OBJECTIVE >>
Pull out every line with the word "location".

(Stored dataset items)
+ + + + + + +
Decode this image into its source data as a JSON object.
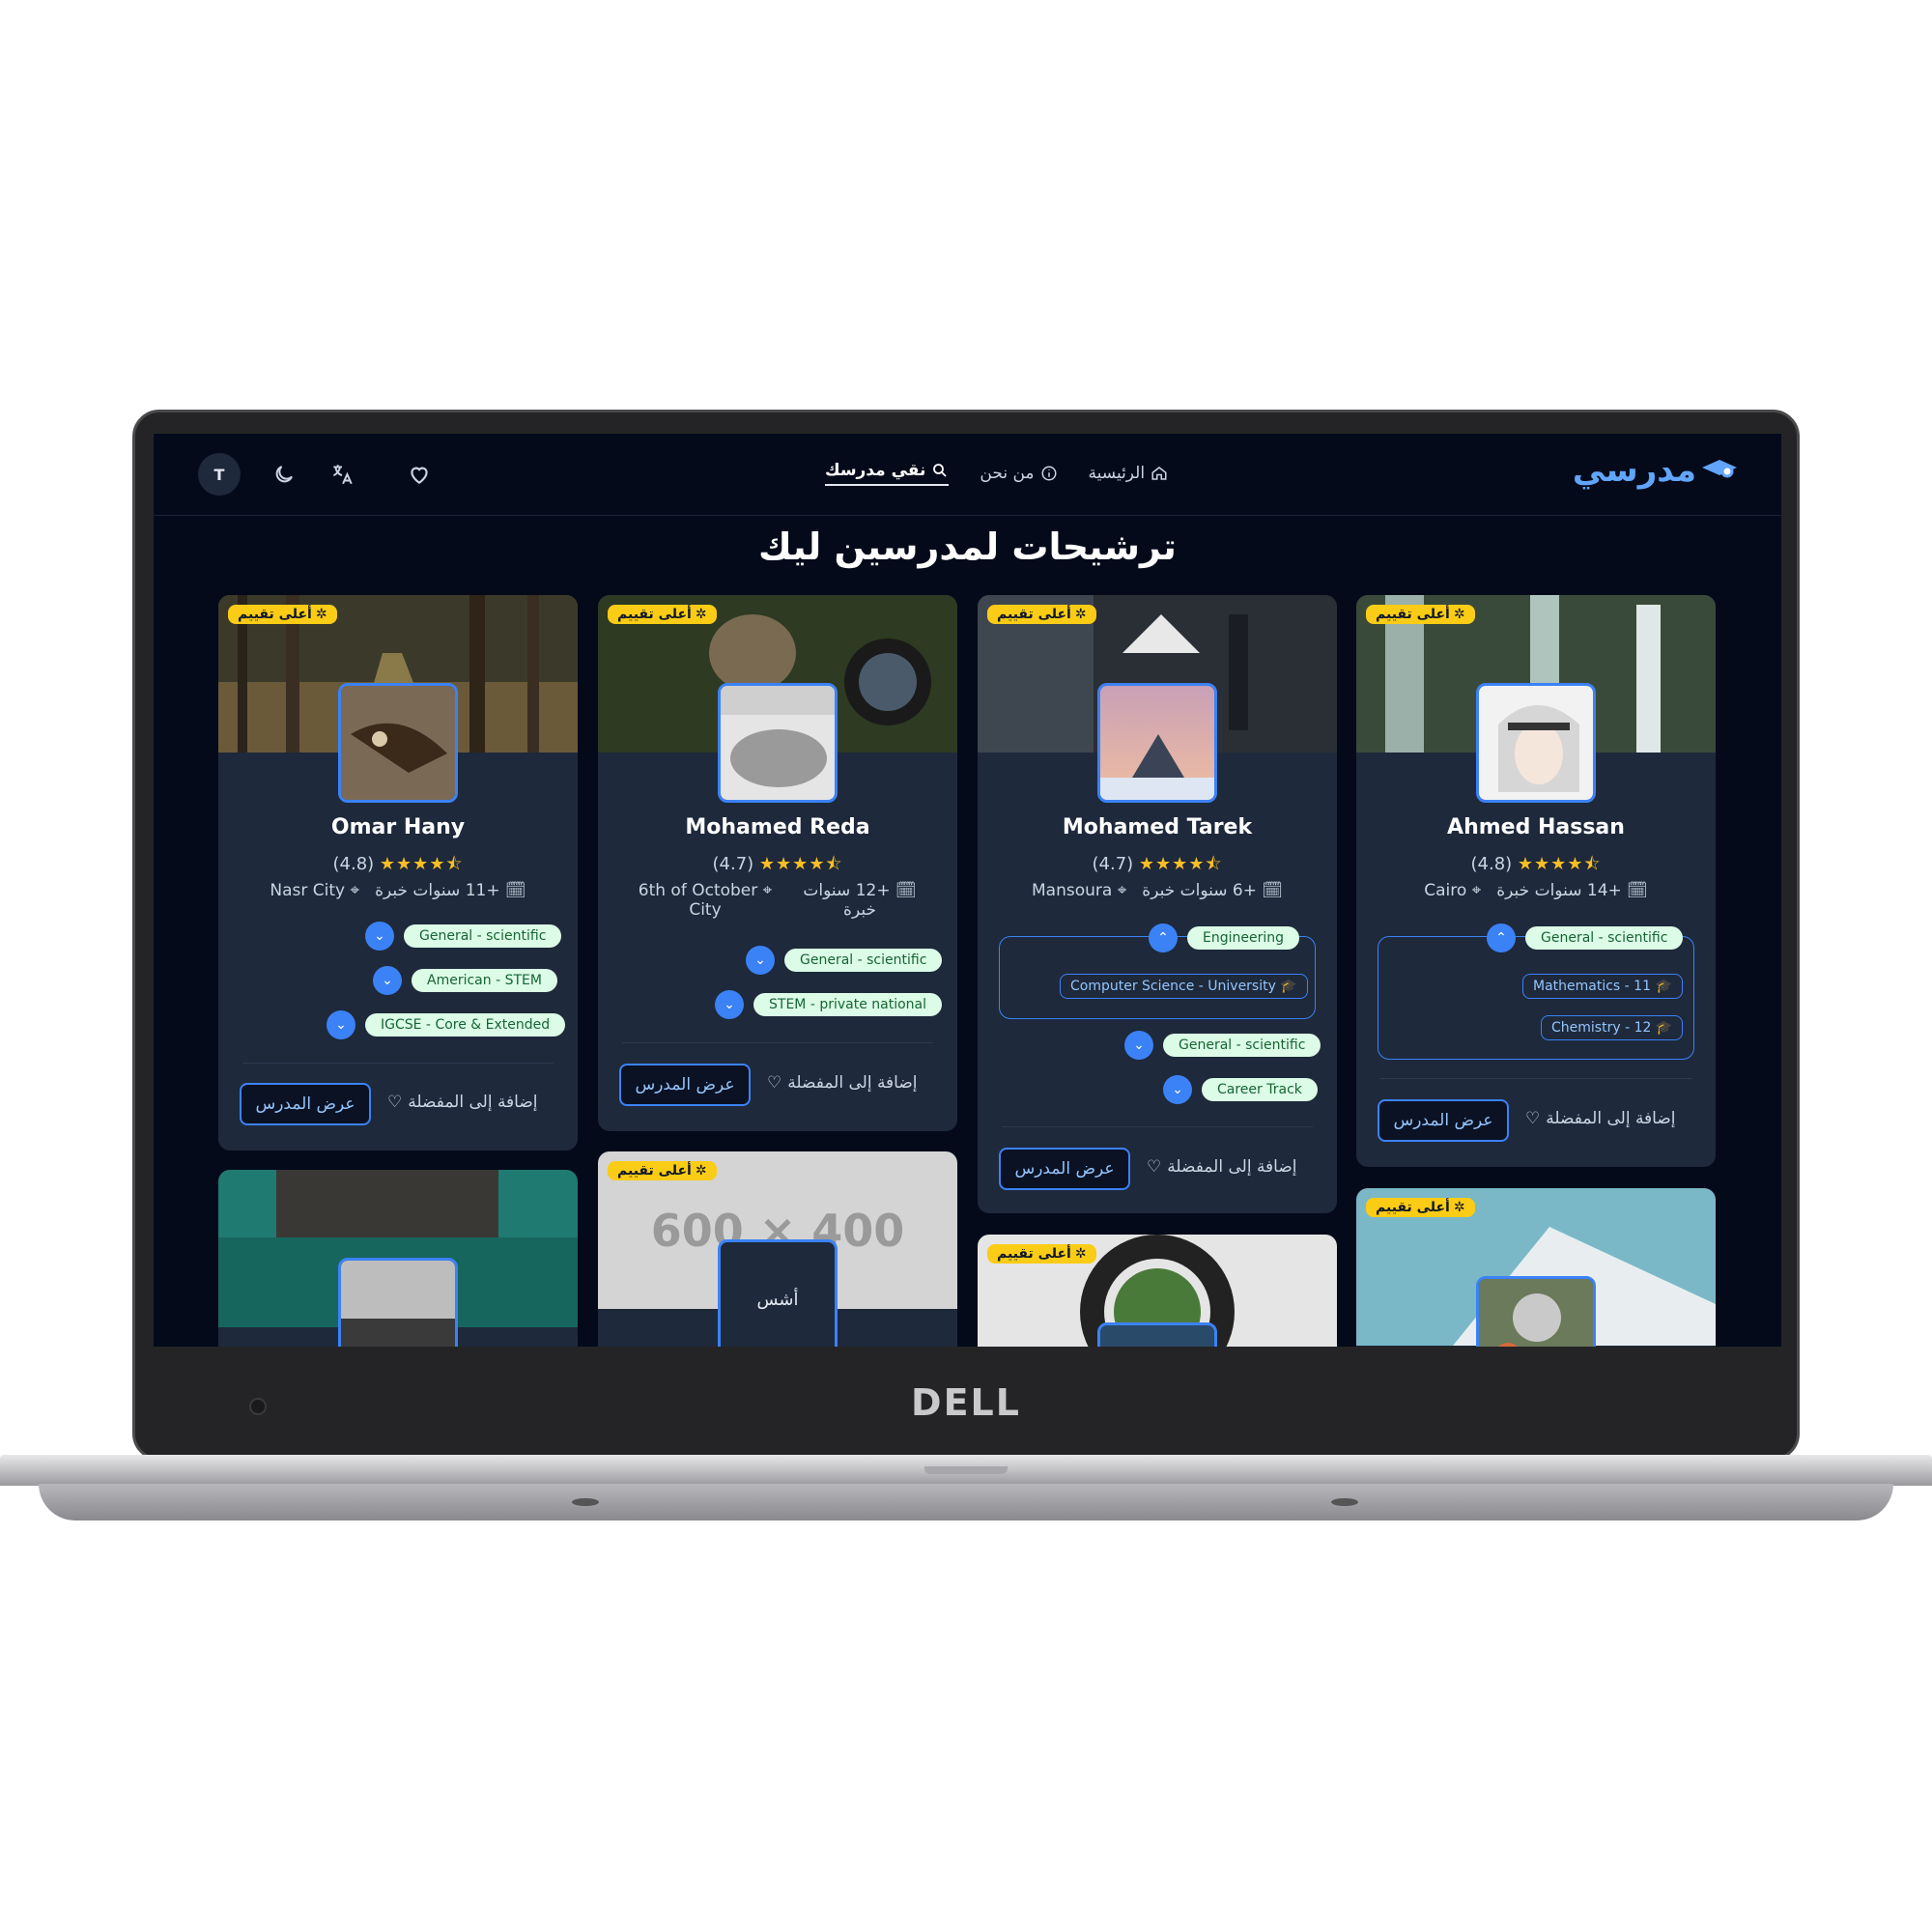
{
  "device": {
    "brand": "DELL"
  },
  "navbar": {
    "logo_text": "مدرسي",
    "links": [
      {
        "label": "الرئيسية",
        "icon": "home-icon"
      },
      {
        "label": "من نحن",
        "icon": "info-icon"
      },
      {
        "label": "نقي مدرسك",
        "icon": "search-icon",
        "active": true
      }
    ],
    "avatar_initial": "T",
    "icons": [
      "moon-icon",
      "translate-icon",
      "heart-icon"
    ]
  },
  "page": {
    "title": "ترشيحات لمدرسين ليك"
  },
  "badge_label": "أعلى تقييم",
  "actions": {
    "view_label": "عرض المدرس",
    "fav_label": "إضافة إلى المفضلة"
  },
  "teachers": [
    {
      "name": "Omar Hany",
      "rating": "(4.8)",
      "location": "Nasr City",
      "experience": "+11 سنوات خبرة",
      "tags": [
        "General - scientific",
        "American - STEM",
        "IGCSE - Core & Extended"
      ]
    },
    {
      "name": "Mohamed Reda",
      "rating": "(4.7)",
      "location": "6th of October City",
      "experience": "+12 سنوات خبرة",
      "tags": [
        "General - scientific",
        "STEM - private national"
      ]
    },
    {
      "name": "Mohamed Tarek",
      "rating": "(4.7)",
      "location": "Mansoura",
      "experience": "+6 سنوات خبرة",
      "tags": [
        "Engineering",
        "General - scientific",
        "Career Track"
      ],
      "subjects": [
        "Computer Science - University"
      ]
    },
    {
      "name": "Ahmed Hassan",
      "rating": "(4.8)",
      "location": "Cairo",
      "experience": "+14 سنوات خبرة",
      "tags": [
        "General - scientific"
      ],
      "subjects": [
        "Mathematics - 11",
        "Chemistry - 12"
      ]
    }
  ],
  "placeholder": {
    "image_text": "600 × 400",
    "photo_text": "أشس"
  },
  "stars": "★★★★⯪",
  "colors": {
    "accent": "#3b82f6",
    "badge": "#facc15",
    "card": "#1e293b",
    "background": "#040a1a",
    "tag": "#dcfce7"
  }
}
+ + + + + + +
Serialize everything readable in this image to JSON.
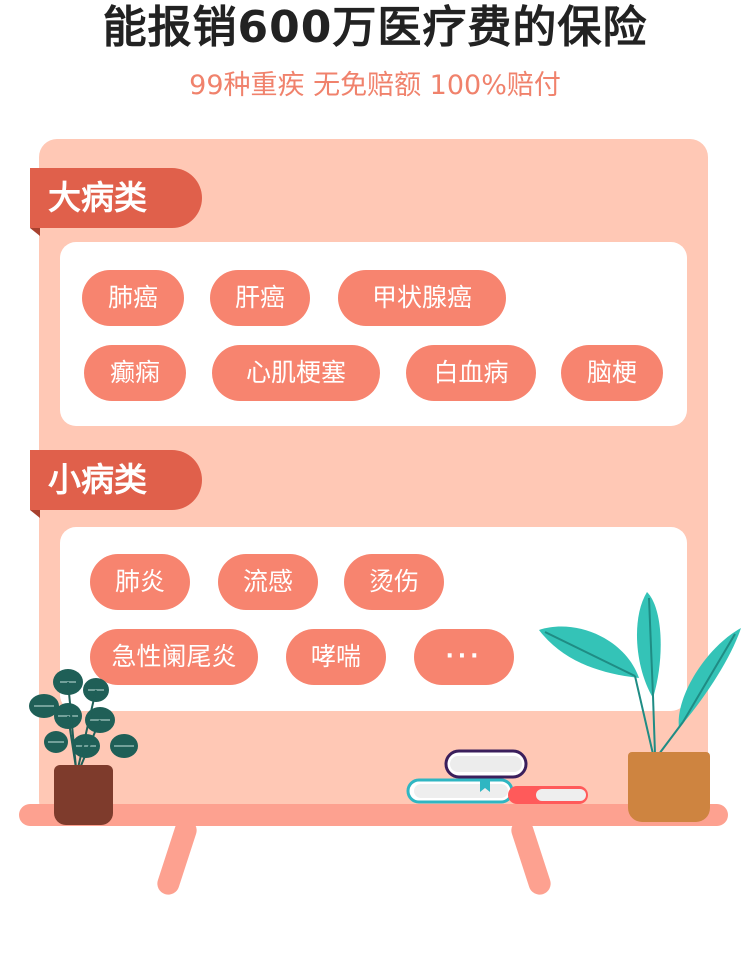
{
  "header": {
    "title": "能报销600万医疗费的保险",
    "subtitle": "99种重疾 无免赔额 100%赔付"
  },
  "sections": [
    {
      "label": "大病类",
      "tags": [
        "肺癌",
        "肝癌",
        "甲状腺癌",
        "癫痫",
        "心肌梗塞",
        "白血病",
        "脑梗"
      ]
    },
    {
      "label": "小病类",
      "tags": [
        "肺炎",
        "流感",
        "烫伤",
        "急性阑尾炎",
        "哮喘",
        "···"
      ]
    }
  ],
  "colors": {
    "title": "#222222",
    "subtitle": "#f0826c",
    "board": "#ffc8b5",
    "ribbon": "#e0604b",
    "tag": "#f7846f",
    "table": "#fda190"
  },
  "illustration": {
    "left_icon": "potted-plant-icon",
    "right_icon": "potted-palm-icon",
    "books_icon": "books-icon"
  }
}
+ + + + + + +
SOLUTION TO THE EXERCISE >>
      "location": "Nasr City",
      "location": "6th of October City",
      "location": "Mansoura",
      "location": "Cairo",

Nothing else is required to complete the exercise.